Work to complete:
From the passage on the UK economy after the recession, pull out everything from "This is as clear" down to "of the recession." word for word.

The UK economy after the recession-Part 7

13 02 2009


 Proposed ways out of the recession

More regulation

The Financial Services Authority will be beefed up in response to the credit crunch. It is planned to take on an extra 218 jobs giving it a total of 3000. It is clear that for the time being at least the message is that the finance sector needs to be both externally and internally policed more thoroughly,

In terms of finding the new people the banking downturn has helped only a little since the worst hit sectors include traders and bankers and neither group is exactly what the regulator is looking for. Those it does want-risk managers, product controllers and compliance officers-are still needed by the banks. In fact, the FSA wrote to the industry earlier this year warning them against making any cutbacks in these areas.[1]

This is as clear an example of closing the gate after the horse has bolted as one could wish to find. It is very doubtful whether more regulation could have prevented the credit crunch. Everybody was swept up in the bull market and dissenting voices were usually ignored. The issue of regulation now is largely irrelevant to getting us out of the recession.

Extracted material:
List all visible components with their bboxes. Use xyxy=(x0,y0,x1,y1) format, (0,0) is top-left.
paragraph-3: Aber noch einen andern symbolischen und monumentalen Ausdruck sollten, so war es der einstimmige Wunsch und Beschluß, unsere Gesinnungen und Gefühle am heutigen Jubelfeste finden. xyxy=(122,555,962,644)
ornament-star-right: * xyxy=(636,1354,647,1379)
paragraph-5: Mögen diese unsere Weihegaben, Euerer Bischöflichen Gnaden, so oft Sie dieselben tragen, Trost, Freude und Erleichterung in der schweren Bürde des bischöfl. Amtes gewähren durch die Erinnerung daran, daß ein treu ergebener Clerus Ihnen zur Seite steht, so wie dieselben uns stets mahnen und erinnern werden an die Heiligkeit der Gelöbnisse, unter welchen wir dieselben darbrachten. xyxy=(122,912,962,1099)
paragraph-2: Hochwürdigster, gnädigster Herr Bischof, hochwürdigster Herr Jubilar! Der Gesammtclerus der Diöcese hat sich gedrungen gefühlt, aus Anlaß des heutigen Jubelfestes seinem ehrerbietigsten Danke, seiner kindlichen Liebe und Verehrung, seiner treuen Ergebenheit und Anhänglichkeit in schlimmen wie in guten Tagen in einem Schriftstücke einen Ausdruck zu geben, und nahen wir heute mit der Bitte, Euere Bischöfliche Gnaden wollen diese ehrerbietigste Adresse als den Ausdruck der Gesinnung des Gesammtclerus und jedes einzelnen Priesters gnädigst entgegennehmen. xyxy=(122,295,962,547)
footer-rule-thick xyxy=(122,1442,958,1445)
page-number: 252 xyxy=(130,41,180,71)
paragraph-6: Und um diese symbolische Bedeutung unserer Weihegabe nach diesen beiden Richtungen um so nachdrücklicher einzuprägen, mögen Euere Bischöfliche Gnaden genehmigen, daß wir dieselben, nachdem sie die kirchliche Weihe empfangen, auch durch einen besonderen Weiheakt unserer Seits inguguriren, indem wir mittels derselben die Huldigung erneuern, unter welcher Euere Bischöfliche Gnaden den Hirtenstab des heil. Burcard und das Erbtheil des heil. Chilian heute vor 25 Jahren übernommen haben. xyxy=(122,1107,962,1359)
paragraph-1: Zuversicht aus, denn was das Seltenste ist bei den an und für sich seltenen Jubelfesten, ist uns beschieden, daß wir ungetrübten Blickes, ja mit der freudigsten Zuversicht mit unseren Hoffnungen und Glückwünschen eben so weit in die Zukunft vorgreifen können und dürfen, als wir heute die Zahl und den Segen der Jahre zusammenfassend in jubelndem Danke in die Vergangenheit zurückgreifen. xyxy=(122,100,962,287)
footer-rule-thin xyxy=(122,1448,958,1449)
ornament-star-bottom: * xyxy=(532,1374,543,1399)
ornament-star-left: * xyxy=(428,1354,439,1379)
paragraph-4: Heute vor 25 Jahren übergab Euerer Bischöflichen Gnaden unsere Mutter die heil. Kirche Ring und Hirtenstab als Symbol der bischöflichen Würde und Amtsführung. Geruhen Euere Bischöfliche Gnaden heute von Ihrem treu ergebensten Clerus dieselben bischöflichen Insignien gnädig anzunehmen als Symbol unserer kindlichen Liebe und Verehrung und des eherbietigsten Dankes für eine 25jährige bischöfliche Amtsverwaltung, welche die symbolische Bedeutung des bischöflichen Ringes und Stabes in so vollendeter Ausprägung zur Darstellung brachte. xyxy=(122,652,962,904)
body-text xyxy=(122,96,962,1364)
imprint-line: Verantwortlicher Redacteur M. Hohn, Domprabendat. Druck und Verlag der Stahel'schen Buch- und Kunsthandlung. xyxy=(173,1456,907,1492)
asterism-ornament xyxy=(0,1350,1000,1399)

Reply:
This is as clear an example of closing the gate after the horse has bolted as one could wish to find. It is very doubtful whether more regulation could have prevented the credit crunch. Everybody was swept up in the bull market and dissenting voices were usually ignored. The issue of regulation now is largely irrelevant to getting us out of the recession.